__Dataset__.
%%

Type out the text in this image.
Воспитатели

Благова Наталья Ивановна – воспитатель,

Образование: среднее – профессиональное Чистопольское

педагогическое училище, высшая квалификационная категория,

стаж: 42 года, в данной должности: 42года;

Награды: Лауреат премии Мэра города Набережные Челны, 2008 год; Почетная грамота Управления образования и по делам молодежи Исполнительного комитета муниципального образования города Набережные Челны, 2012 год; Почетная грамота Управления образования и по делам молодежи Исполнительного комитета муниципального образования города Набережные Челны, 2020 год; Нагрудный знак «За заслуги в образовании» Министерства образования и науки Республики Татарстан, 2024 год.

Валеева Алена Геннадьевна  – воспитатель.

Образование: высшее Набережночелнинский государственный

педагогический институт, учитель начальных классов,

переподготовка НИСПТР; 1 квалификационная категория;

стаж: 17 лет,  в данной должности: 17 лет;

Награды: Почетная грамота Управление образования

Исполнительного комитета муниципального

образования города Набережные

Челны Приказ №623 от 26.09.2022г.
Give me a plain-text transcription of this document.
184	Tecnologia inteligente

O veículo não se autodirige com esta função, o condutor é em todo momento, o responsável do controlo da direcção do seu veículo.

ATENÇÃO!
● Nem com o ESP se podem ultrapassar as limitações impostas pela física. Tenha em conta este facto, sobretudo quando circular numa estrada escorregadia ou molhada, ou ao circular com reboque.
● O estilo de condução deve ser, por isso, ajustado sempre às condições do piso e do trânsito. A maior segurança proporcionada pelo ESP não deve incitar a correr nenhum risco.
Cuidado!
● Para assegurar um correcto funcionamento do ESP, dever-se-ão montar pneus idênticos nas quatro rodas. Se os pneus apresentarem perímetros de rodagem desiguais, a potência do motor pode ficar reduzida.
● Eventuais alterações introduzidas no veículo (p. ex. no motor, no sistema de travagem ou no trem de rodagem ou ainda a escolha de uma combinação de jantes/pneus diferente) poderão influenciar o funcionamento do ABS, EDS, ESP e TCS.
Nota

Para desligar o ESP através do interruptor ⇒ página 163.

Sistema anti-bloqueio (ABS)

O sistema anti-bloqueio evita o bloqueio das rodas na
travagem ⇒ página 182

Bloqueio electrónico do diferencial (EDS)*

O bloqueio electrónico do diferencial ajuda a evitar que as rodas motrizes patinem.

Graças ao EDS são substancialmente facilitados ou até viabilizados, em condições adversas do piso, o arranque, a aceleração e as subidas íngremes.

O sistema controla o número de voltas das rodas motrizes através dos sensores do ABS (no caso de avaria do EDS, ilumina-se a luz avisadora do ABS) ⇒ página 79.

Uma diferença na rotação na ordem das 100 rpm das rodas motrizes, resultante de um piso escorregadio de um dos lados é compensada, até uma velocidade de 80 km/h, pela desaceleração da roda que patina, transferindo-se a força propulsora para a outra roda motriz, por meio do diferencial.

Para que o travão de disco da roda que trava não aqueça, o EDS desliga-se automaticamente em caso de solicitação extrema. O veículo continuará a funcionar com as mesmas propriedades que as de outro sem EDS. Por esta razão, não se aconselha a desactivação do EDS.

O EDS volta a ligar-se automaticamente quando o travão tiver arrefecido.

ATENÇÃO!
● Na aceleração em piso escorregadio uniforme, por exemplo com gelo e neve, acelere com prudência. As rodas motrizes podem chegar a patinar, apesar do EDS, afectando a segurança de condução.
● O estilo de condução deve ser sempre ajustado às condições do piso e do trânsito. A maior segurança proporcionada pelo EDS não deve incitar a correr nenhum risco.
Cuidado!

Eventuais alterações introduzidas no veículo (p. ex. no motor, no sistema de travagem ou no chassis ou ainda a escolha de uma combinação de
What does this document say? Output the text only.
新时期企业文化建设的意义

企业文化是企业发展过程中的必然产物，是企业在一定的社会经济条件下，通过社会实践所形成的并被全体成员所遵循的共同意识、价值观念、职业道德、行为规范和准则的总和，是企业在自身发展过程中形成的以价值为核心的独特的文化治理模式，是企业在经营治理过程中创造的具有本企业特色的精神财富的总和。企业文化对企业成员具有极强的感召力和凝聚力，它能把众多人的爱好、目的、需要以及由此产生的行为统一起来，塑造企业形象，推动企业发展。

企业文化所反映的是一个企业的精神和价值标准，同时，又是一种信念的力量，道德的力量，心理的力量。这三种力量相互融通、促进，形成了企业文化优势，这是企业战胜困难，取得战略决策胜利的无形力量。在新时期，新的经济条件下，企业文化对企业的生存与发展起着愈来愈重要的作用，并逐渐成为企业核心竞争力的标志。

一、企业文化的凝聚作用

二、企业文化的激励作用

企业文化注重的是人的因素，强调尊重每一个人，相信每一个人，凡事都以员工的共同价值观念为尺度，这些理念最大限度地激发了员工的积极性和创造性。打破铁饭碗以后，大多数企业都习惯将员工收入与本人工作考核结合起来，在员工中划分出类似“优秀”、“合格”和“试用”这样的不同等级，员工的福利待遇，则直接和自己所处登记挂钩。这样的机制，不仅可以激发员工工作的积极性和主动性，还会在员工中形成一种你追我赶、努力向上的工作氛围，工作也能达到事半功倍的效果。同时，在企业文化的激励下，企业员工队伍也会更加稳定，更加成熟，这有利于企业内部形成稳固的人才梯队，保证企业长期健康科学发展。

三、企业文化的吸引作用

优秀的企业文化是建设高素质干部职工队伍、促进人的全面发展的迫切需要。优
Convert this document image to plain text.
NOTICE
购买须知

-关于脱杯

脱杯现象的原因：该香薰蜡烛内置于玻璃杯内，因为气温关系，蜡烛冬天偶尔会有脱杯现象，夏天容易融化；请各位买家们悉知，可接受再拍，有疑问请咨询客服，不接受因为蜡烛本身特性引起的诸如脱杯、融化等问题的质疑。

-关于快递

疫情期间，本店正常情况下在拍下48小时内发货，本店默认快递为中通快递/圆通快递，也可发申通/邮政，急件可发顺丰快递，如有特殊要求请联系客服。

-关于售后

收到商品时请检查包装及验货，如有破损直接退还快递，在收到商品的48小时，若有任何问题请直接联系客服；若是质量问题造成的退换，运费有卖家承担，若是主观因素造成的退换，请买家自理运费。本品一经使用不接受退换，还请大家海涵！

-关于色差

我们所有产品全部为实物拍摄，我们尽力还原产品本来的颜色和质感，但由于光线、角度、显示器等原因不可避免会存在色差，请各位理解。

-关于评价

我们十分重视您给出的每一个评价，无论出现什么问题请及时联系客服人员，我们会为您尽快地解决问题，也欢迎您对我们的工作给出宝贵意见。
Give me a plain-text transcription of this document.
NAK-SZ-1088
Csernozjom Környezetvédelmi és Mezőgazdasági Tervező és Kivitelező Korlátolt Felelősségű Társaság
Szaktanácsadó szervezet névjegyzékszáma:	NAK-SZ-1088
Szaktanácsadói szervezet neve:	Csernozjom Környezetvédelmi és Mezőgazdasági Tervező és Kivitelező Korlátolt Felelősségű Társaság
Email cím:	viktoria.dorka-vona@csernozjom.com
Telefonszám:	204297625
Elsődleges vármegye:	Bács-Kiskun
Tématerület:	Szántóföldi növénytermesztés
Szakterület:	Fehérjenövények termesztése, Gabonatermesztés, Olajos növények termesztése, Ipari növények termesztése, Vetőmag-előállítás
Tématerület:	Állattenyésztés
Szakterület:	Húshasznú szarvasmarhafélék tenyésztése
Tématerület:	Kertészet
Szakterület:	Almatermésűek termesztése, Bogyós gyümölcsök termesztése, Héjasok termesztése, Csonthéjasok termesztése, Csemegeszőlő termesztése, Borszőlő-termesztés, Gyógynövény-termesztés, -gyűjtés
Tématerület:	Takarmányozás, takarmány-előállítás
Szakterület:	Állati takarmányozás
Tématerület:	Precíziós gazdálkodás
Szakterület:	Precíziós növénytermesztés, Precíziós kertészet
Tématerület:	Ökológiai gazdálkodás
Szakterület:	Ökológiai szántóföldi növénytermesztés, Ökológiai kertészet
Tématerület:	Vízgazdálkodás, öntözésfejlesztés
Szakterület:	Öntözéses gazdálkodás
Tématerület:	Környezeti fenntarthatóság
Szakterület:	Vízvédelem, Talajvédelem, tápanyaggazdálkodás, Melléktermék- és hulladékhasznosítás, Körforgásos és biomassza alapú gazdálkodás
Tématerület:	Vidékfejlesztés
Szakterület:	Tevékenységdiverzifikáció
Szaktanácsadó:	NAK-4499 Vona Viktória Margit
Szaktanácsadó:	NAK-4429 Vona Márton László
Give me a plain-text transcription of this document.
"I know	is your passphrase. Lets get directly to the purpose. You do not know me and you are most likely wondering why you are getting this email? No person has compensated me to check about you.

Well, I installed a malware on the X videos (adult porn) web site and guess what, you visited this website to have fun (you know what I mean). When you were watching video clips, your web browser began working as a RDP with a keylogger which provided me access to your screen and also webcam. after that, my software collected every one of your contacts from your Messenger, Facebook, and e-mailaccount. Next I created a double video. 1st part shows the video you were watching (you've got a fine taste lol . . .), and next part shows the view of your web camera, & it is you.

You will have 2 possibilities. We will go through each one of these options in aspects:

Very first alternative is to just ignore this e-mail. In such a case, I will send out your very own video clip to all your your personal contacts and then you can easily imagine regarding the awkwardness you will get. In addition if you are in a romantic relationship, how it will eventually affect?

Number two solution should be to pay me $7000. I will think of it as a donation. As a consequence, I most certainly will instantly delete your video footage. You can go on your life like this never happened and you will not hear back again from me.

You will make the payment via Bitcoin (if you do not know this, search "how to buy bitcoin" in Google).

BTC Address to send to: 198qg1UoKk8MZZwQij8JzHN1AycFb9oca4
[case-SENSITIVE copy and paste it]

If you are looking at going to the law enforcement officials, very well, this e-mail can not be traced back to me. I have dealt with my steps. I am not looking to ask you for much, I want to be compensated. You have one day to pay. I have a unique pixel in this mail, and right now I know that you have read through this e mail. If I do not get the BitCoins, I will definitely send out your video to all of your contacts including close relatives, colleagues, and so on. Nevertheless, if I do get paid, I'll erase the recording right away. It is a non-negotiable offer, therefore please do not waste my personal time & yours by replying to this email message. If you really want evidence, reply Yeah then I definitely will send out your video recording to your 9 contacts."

%%

__The task__. Copy every line in the entries above that has the string "Precíziós" in it.

__Final answer__.
Tématerület:	Precíziós gazdálkodás
Szakterület:	Precíziós növénytermesztés, Precíziós kertészet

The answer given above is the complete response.